▶ [Problem requirements]: Print every row below word for word, omitting the pictures.

---------- Available data

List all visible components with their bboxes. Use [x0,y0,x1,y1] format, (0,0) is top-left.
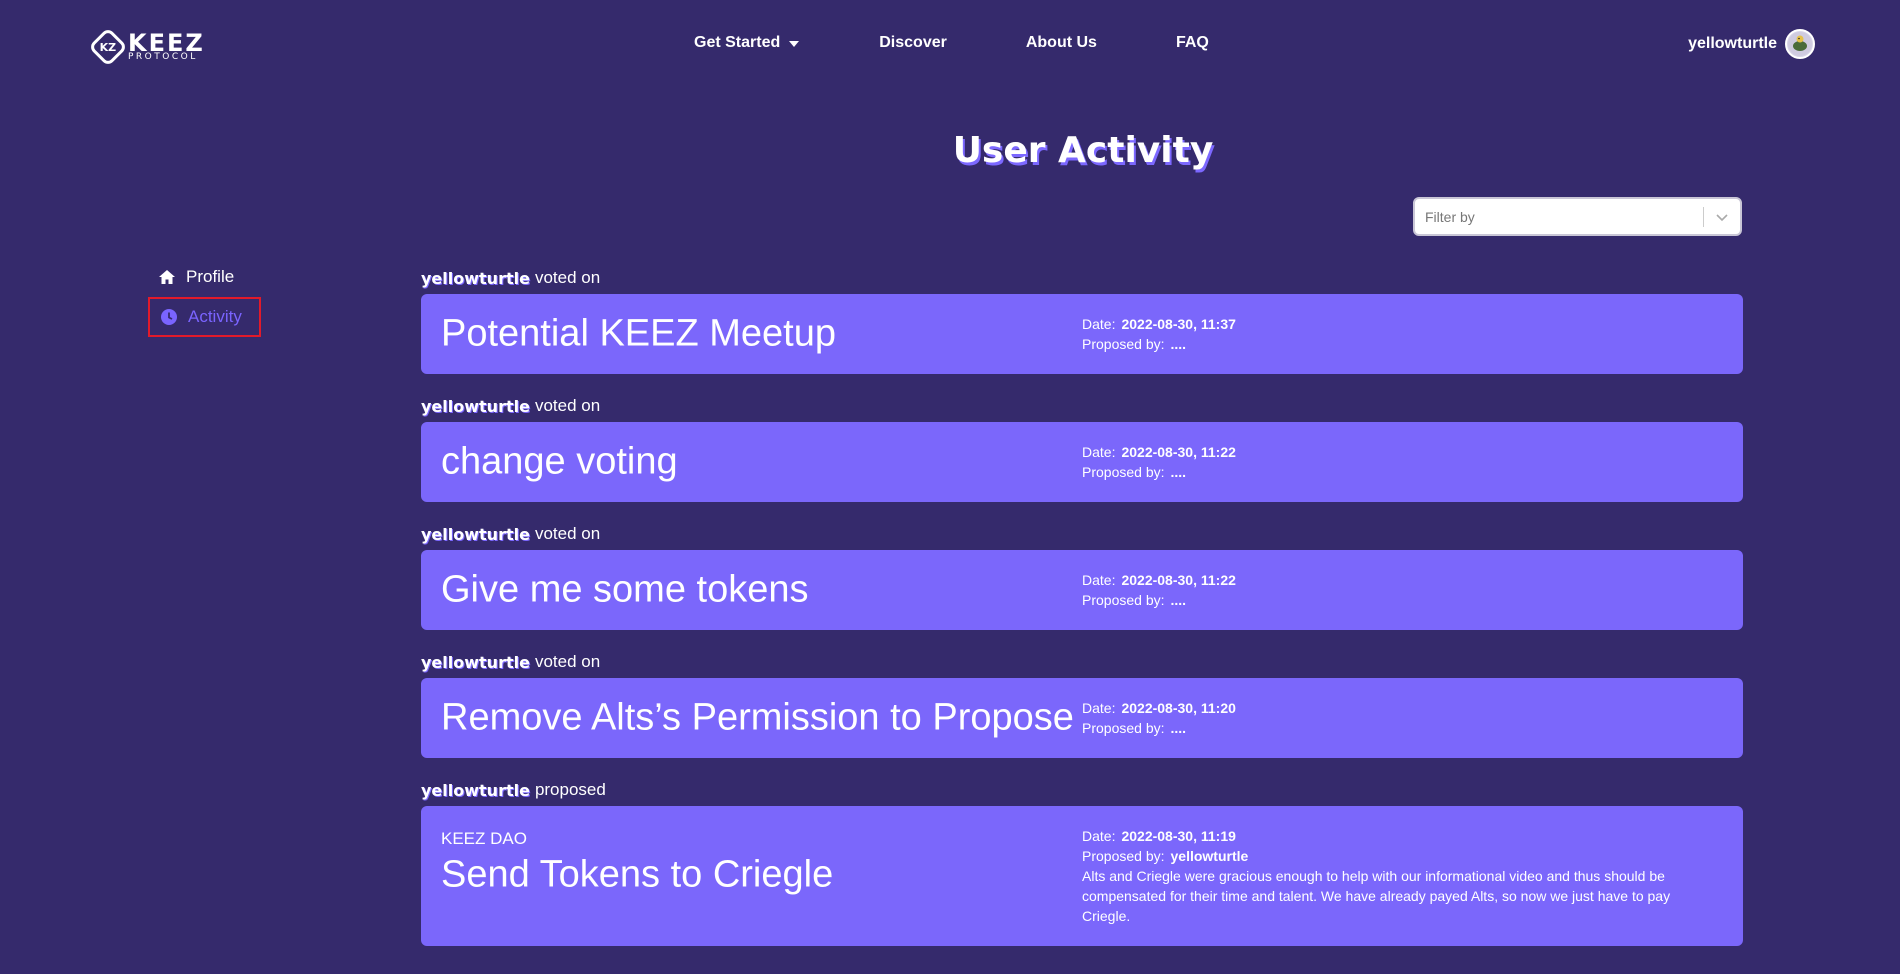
avatar[interactable] [1785,29,1815,59]
nav-get-started[interactable]: Get Started [694,34,800,52]
date-label: Date: [1082,316,1116,332]
username: yellowturtle [1688,35,1777,52]
proposed-by-label: Proposed by: [1082,592,1165,608]
entry-action: voted on [534,268,601,287]
date-label: Date: [1082,572,1116,588]
proposal-proposer: .... [1170,720,1187,736]
entry-action: voted on [534,652,601,671]
date-label: Date: [1082,700,1116,716]
sidebar-item-label: Profile [186,267,235,286]
entry-user[interactable]: yellowturtle [421,653,530,672]
sidebar-item-label: Activity [188,307,242,326]
proposal-title: Potential KEEZ Meetup [441,312,836,355]
proposed-by-label: Proposed by: [1082,464,1165,480]
page-title: User Activity [952,130,1214,171]
proposed-by-label: Proposed by: [1082,336,1165,352]
entry-user[interactable]: yellowturtle [421,781,530,800]
entry-action: proposed [534,780,606,799]
entry-action: voted on [534,396,601,415]
proposal-card[interactable]: KEEZ DAO Send Tokens to Criegle Date: 202… [421,806,1743,946]
main-nav: Get Started Discover About Us FAQ [694,34,1209,52]
proposal-date: 2022-08-30, 11:20 [1121,700,1236,716]
proposal-meta: Date: 2022-08-30, 11:19 Proposed by: yello… [1082,826,1722,926]
proposal-proposer: .... [1170,464,1187,480]
proposal-date: 2022-08-30, 11:19 [1121,828,1236,844]
proposal-meta: Date: 2022-08-30, 11:22 Proposed by:.... [1082,442,1236,482]
entry-label: yellowturtle proposed [421,774,1743,806]
filter-placeholder: Filter by [1425,208,1475,225]
caret-down-icon [789,41,800,47]
proposal-meta: Date: 2022-08-30, 11:22 Proposed by:.... [1082,570,1236,610]
proposal-title: Remove Alts’s Permission to Propose [441,696,1074,739]
proposal-card[interactable]: Potential KEEZ Meetup Date: 2022-08-30, 1… [421,294,1743,374]
turtle-avatar-icon [1788,32,1812,56]
proposal-proposer: .... [1170,592,1187,608]
clock-icon [161,309,177,325]
sidebar: Profile Activity [148,257,261,337]
nav-discover[interactable]: Discover [879,34,947,52]
sidebar-item-profile[interactable]: Profile [148,257,261,297]
date-label: Date: [1082,444,1116,460]
proposal-card[interactable]: Give me some tokens Date: 2022-08-30, 11:… [421,550,1743,630]
entry-label: yellowturtle voted on [421,518,1743,550]
home-icon [159,270,175,284]
entry-label: yellowturtle voted on [421,262,1743,294]
user-menu[interactable]: yellowturtle [1688,29,1815,59]
proposal-dao: KEEZ DAO [441,829,527,848]
proposed-by-label: Proposed by: [1082,720,1165,736]
nav-get-started-label: Get Started [694,34,781,51]
entry-user[interactable]: yellowturtle [421,397,530,416]
proposal-date: 2022-08-30, 11:22 [1121,444,1236,460]
date-label: Date: [1082,828,1116,844]
proposal-proposer: .... [1170,336,1187,352]
proposal-date: 2022-08-30, 11:37 [1121,316,1236,332]
entry-action: voted on [534,524,601,543]
keez-logo[interactable]: KZ KEEZ PROTOCOL [88,26,205,67]
proposal-description: Alts and Criegle were gracious enough to… [1082,868,1671,924]
nav-faq[interactable]: FAQ [1176,34,1209,52]
chevron-down-icon[interactable] [1704,210,1740,224]
proposal-proposer: yellowturtle [1170,848,1249,864]
proposal-card[interactable]: Remove Alts’s Permission to Propose Date… [421,678,1743,758]
proposal-title: Give me some tokens [441,568,809,611]
nav-about-us[interactable]: About Us [1026,34,1097,52]
logo-mark-icon: KZ [88,26,128,67]
proposal-meta: Date: 2022-08-30, 11:37 Proposed by:.... [1082,314,1236,354]
filter-select[interactable]: Filter by [1413,197,1742,236]
proposal-title: change voting [441,440,678,483]
proposal-title: Send Tokens to Criegle [441,853,834,896]
entry-label: yellowturtle voted on [421,390,1743,422]
proposed-by-label: Proposed by: [1082,848,1165,864]
proposal-meta: Date: 2022-08-30, 11:20 Proposed by:.... [1082,698,1236,738]
sidebar-item-activity[interactable]: Activity [148,297,261,337]
entry-label: yellowturtle voted on [421,646,1743,678]
logo-text: KEEZ PROTOCOL [128,29,205,62]
entry-user[interactable]: yellowturtle [421,269,530,288]
entry-user[interactable]: yellowturtle [421,525,530,544]
proposal-card[interactable]: change voting Date: 2022-08-30, 11:22 Pro… [421,422,1743,502]
activity-feed: yellowturtle voted on Potential KEEZ Mee… [421,262,1743,962]
proposal-date: 2022-08-30, 11:22 [1121,572,1236,588]
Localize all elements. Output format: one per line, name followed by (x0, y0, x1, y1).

--------------------

▶ [Result of the exercise]:
List all visible components with their bboxes. Use [x0,y0,x1,y1] format, (0,0) is top-left.
avatar[interactable] [1785,29,1815,59]
nav-get-started[interactable]: Get Started [694,34,800,52]
date-label: Date: [1082,316,1116,332]
username: yellowturtle [1688,35,1777,52]
proposed-by-label: Proposed by: [1082,592,1165,608]
entry-action: voted on [534,268,601,287]
date-label: Date: [1082,572,1116,588]
proposal-proposer: .... [1170,720,1187,736]
entry-action: voted on [534,652,601,671]
date-label: Date: [1082,700,1116,716]
sidebar-item-label: Profile [186,267,235,286]
entry-user[interactable]: yellowturtle [421,653,530,672]
sidebar-item-label: Activity [188,307,242,326]
proposal-title: Potential KEEZ Meetup [441,312,836,355]
proposed-by-label: Proposed by: [1082,464,1165,480]
page-title: User Activity [952,130,1214,171]
proposed-by-label: Proposed by: [1082,336,1165,352]
entry-user[interactable]: yellowturtle [421,781,530,800]
entry-action: proposed [534,780,606,799]
entry-action: voted on [534,396,601,415]
proposal-card[interactable]: KEEZ DAO Send Tokens to Criegle Date: 202… [421,806,1743,946]
main-nav: Get Started Discover About Us FAQ [694,34,1209,52]
proposal-date: 2022-08-30, 11:20 [1121,700,1236,716]
proposal-meta: Date: 2022-08-30, 11:19 Proposed by: yello… [1082,826,1722,926]
proposal-proposer: .... [1170,464,1187,480]
proposal-date: 2022-08-30, 11:19 [1121,828,1236,844]
proposal-meta: Date: 2022-08-30, 11:22 Proposed by:.... [1082,442,1236,482]
entry-label: yellowturtle proposed [421,774,1743,806]
filter-placeholder: Filter by [1425,208,1475,225]
caret-down-icon [789,41,800,47]
proposal-meta: Date: 2022-08-30, 11:22 Proposed by:.... [1082,570,1236,610]
proposal-title: Remove Alts’s Permission to Propose [441,696,1074,739]
proposal-card[interactable]: Potential KEEZ Meetup Date: 2022-08-30, 1… [421,294,1743,374]
turtle-avatar-icon [1788,32,1812,56]
proposal-proposer: .... [1170,592,1187,608]
clock-icon [161,309,177,325]
sidebar: Profile Activity [148,257,261,337]
nav-discover[interactable]: Discover [879,34,947,52]
sidebar-item-profile[interactable]: Profile [148,257,261,297]
date-label: Date: [1082,444,1116,460]
proposal-card[interactable]: Give me some tokens Date: 2022-08-30, 11:… [421,550,1743,630]
entry-label: yellowturtle voted on [421,518,1743,550]
home-icon [159,270,175,284]
entry-label: yellowturtle voted on [421,262,1743,294]
user-menu[interactable]: yellowturtle [1688,29,1815,59]
proposal-dao: KEEZ DAO [441,829,527,848]
proposed-by-label: Proposed by: [1082,720,1165,736]
nav-get-started-label: Get Started [694,34,781,51]
entry-user[interactable]: yellowturtle [421,397,530,416]
proposal-date: 2022-08-30, 11:22 [1121,444,1236,460]
date-label: Date: [1082,828,1116,844]
proposal-proposer: .... [1170,336,1187,352]
proposal-date: 2022-08-30, 11:37 [1121,316,1236,332]
entry-action: voted on [534,524,601,543]
keez-logo[interactable]: KZ KEEZ PROTOCOL [88,26,205,67]
proposal-description: Alts and Criegle were gracious enough to… [1082,868,1671,924]
nav-faq[interactable]: FAQ [1176,34,1209,52]
chevron-down-icon[interactable] [1704,210,1740,224]
proposal-proposer: yellowturtle [1170,848,1249,864]
proposal-card[interactable]: Remove Alts’s Permission to Propose Date… [421,678,1743,758]
proposal-title: Give me some tokens [441,568,809,611]
nav-about-us[interactable]: About Us [1026,34,1097,52]
logo-mark-icon: KZ [88,26,128,67]
proposal-meta: Date: 2022-08-30, 11:37 Proposed by:.... [1082,314,1236,354]
filter-select[interactable]: Filter by [1413,197,1742,236]
proposal-title: change voting [441,440,678,483]
proposal-title: Send Tokens to Criegle [441,853,834,896]
entry-label: yellowturtle voted on [421,390,1743,422]
proposed-by-label: Proposed by: [1082,848,1165,864]
proposal-meta: Date: 2022-08-30, 11:20 Proposed by:.... [1082,698,1236,738]
sidebar-item-activity[interactable]: Activity [148,297,261,337]
entry-label: yellowturtle voted on [421,646,1743,678]
logo-text: KEEZ PROTOCOL [128,29,205,62]
entry-user[interactable]: yellowturtle [421,269,530,288]
entry-user[interactable]: yellowturtle [421,525,530,544]
proposal-card[interactable]: change voting Date: 2022-08-30, 11:22 Pro… [421,422,1743,502]
activity-feed: yellowturtle voted on Potential KEEZ Mee… [421,262,1743,962]
proposal-date: 2022-08-30, 11:22 [1121,572,1236,588]
Localize all elements. Output format: one per line, name followed by (x0, y0, x1, y1).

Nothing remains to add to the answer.